'''

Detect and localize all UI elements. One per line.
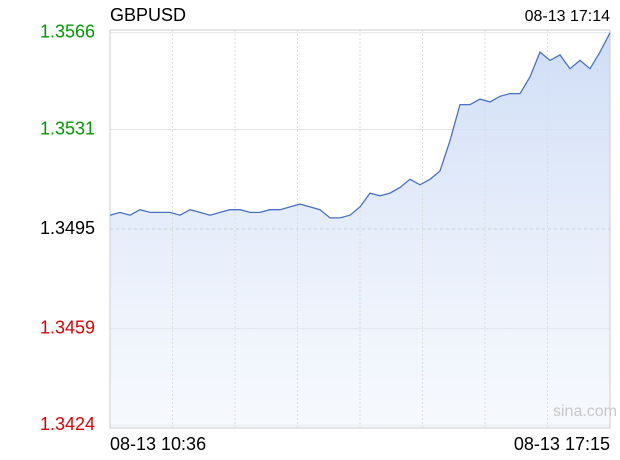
y-tick-label: 1.3459 <box>40 317 95 337</box>
x-tick-label: 08-13 10:36 <box>110 434 206 454</box>
chart-title: GBPUSD <box>110 5 186 25</box>
timestamp: 08-13 17:14 <box>525 8 611 25</box>
price-line <box>109 32 611 219</box>
x-tick-label: 08-13 17:15 <box>514 434 610 454</box>
y-tick-label: 1.3424 <box>40 414 95 434</box>
watermark: sina.com <box>553 403 617 420</box>
y-tick-label: 1.3566 <box>40 22 95 42</box>
y-tick-label: 1.3531 <box>40 118 95 138</box>
y-tick-label: 1.3495 <box>40 218 95 238</box>
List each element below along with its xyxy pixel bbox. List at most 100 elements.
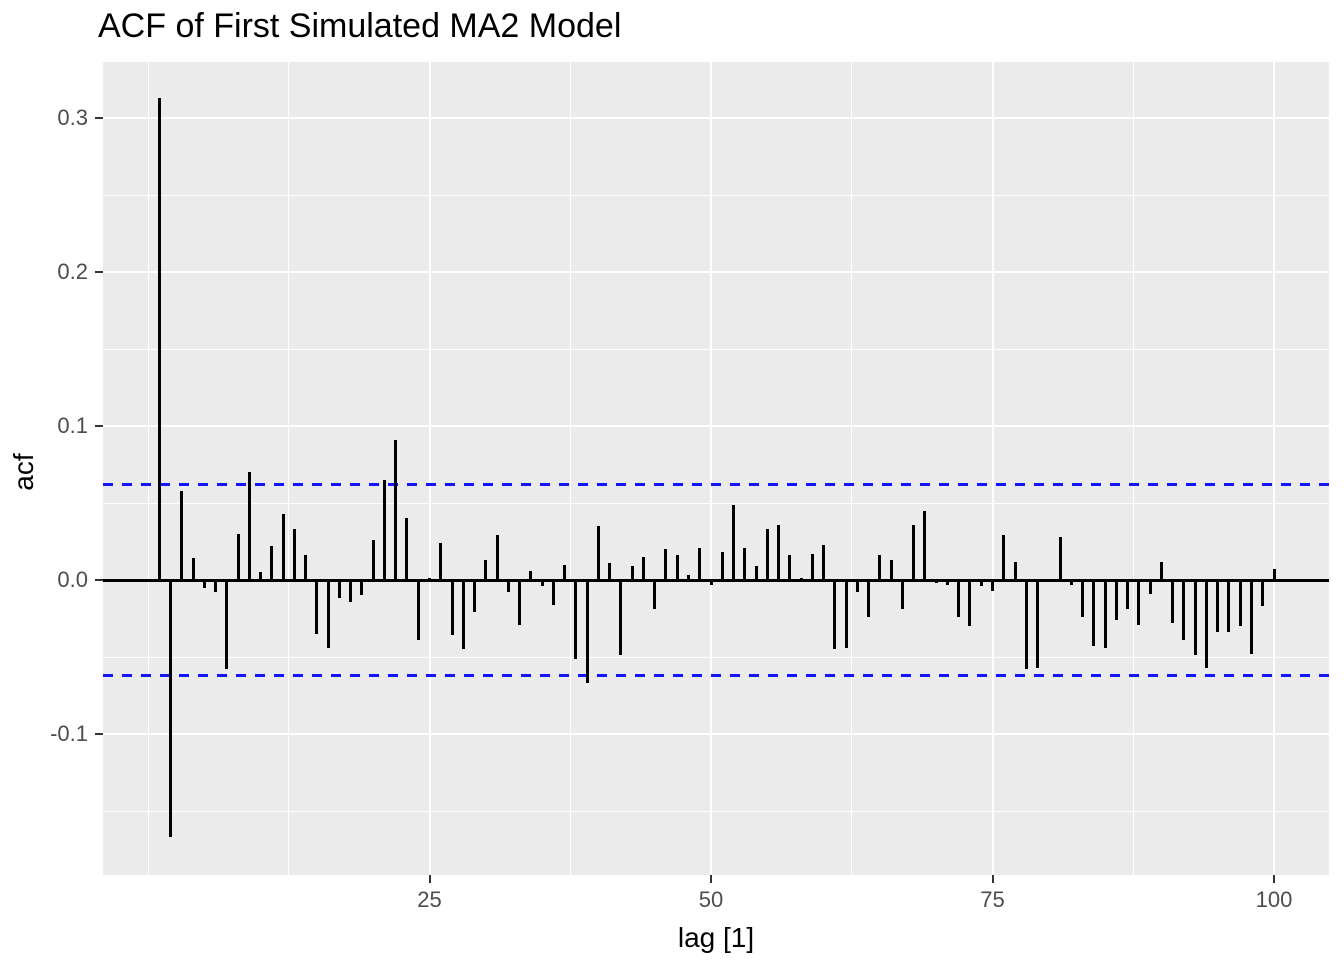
acf-bar-lag-25 <box>428 578 431 580</box>
acf-bar-lag-19 <box>360 580 364 596</box>
minor-gridline-x <box>288 62 290 875</box>
y-tick <box>95 425 103 427</box>
acf-bar-lag-1 <box>157 97 161 580</box>
acf-bar-lag-78 <box>1024 580 1028 670</box>
y-tick <box>95 117 103 119</box>
acf-bar-lag-23 <box>405 518 409 580</box>
acf-bar-lag-20 <box>371 539 375 580</box>
acf-bar-lag-18 <box>349 580 353 602</box>
acf-bar-lag-85 <box>1103 580 1107 648</box>
acf-bar-lag-79 <box>1036 580 1040 668</box>
major-gridline-y <box>103 733 1329 735</box>
acf-bar-lag-31 <box>495 535 499 580</box>
acf-bar-lag-81 <box>1058 536 1062 580</box>
acf-bar-lag-95 <box>1216 580 1220 633</box>
x-tick-label: 75 <box>980 887 1005 912</box>
acf-bar-lag-38 <box>574 580 578 659</box>
minor-gridline-x <box>851 62 853 875</box>
y-tick-label: 0.1 <box>57 413 88 438</box>
acf-bar-lag-10 <box>259 572 263 580</box>
acf-bar-lag-14 <box>304 555 308 580</box>
major-gridline-y <box>103 117 1329 119</box>
x-tick <box>991 875 994 883</box>
acf-bar-lag-45 <box>653 580 657 610</box>
major-gridline-x <box>428 62 431 875</box>
chart-title: ACF of First Simulated MA2 Model <box>98 7 622 45</box>
x-axis-title: lag [1] <box>677 922 755 953</box>
y-tick <box>95 271 103 273</box>
acf-bar-lag-28 <box>461 580 465 650</box>
acf-bar-lag-75 <box>991 580 994 591</box>
acf-bar-lag-99 <box>1261 580 1265 607</box>
major-gridline-x <box>1273 62 1275 875</box>
minor-gridline-y <box>103 502 1329 504</box>
acf-bar-lag-61 <box>833 580 837 650</box>
acf-bar-lag-57 <box>788 555 792 580</box>
major-gridline-x <box>991 62 994 875</box>
acf-bar-lag-93 <box>1193 580 1197 656</box>
acf-bar-lag-39 <box>585 580 589 684</box>
acf-bar-lag-66 <box>889 559 893 580</box>
acf-bar-lag-43 <box>630 566 634 580</box>
acf-bar-lag-30 <box>484 559 488 580</box>
acf-bar-lag-2 <box>169 580 173 838</box>
major-gridline-y <box>103 271 1329 273</box>
y-tick-label: 0.0 <box>57 567 88 592</box>
acf-bar-lag-63 <box>855 580 859 593</box>
acf-bar-lag-64 <box>867 580 871 617</box>
acf-bar-lag-65 <box>878 555 882 580</box>
minor-gridline-x <box>569 62 571 875</box>
acf-bar-lag-3 <box>180 490 184 580</box>
acf-bar-lag-44 <box>641 556 645 580</box>
acf-bar-lag-96 <box>1227 580 1231 633</box>
acf-bar-lag-51 <box>720 552 724 580</box>
acf-bar-lag-15 <box>315 580 319 634</box>
acf-bar-lag-53 <box>743 547 747 580</box>
acf-bar-lag-16 <box>326 580 330 648</box>
confidence-band-line <box>103 673 1329 677</box>
acf-bar-lag-98 <box>1249 580 1253 654</box>
acf-bar-lag-84 <box>1092 580 1096 647</box>
x-tick-label: 25 <box>417 887 442 912</box>
acf-bar-lag-32 <box>506 580 510 593</box>
acf-bar-lag-22 <box>394 439 398 580</box>
acf-bar-lag-27 <box>450 580 454 636</box>
acf-bar-lag-13 <box>292 529 296 580</box>
y-tick <box>95 579 103 581</box>
plot-panel <box>103 62 1329 875</box>
x-tick <box>710 875 712 883</box>
minor-gridline-y <box>103 348 1329 350</box>
major-gridline-y <box>103 425 1329 427</box>
acf-bar-lag-90 <box>1159 561 1163 580</box>
acf-bar-lag-82 <box>1069 580 1073 585</box>
y-tick-label: -0.1 <box>50 721 88 746</box>
acf-bar-lag-21 <box>382 479 386 580</box>
acf-bar-lag-11 <box>270 546 274 580</box>
acf-bar-lag-41 <box>608 563 612 580</box>
acf-bar-lag-52 <box>732 504 736 580</box>
acf-bar-lag-47 <box>675 555 679 580</box>
acf-bar-lag-29 <box>473 580 477 613</box>
confidence-band-line <box>103 483 1329 487</box>
acf-bar-lag-70 <box>934 580 938 584</box>
acf-bar-lag-94 <box>1204 580 1208 668</box>
acf-bar-lag-69 <box>923 510 927 580</box>
acf-bar-lag-54 <box>754 566 758 580</box>
acf-bar-lag-62 <box>844 580 848 648</box>
acf-bar-lag-37 <box>563 564 567 580</box>
acf-bar-lag-8 <box>236 533 240 580</box>
acf-bar-lag-59 <box>810 553 814 580</box>
acf-bar-lag-86 <box>1114 580 1118 621</box>
x-tick <box>1273 875 1275 883</box>
acf-bar-lag-34 <box>529 570 533 580</box>
acf-bar-lag-7 <box>225 580 229 670</box>
acf-bar-lag-48 <box>686 575 690 580</box>
acf-bar-lag-17 <box>337 580 341 599</box>
acf-bar-lag-9 <box>247 472 251 580</box>
minor-gridline-x <box>1132 62 1134 875</box>
acf-bar-lag-58 <box>799 578 803 580</box>
zero-line <box>103 578 1329 582</box>
acf-bar-lag-77 <box>1013 561 1017 580</box>
x-tick <box>428 875 431 883</box>
acf-bar-lag-91 <box>1171 580 1175 624</box>
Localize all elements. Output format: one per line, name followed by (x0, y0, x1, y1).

'''

TASK BRIEF: Put the lines above, starting at the one containing "acf-bar-lag-25 <box>428 578 431 580</box>" and ending at the one containing "minor-gridline-x <box>851 62 853 875</box>", into a Markdown table with two columns, Row and Line. Number each row, include both end lines, and leave out any blank lines.

SOLVED EXERCISE:
| Row | Line |
|---|---|
| 1 | acf-bar-lag-25 <box>428 578 431 580</box> |
| 2 | acf-bar-lag-19 <box>360 580 364 596</box> |
| 3 | minor-gridline-x <box>288 62 290 875</box> |
| 4 | y-tick <box>95 425 103 427</box> |
| 5 | acf-bar-lag-1 <box>157 97 161 580</box> |
| 6 | acf-bar-lag-78 <box>1024 580 1028 670</box> |
| 7 | y-tick <box>95 117 103 119</box> |
| 8 | acf-bar-lag-23 <box>405 518 409 580</box> |
| 9 | acf-bar-lag-20 <box>371 539 375 580</box> |
| 10 | acf-bar-lag-18 <box>349 580 353 602</box> |
| 11 | acf-bar-lag-85 <box>1103 580 1107 648</box> |
| 12 | acf-bar-lag-79 <box>1036 580 1040 668</box> |
| 13 | major-gridline-y <box>103 733 1329 735</box> |
| 14 | acf-bar-lag-31 <box>495 535 499 580</box> |
| 15 | acf-bar-lag-81 <box>1058 536 1062 580</box> |
| 16 | acf-bar-lag-95 <box>1216 580 1220 633</box> |
| 17 | x-tick-label: 75 <box>980 887 1005 912</box> |
| 18 | acf-bar-lag-38 <box>574 580 578 659</box> |
| 19 | minor-gridline-x <box>851 62 853 875</box> |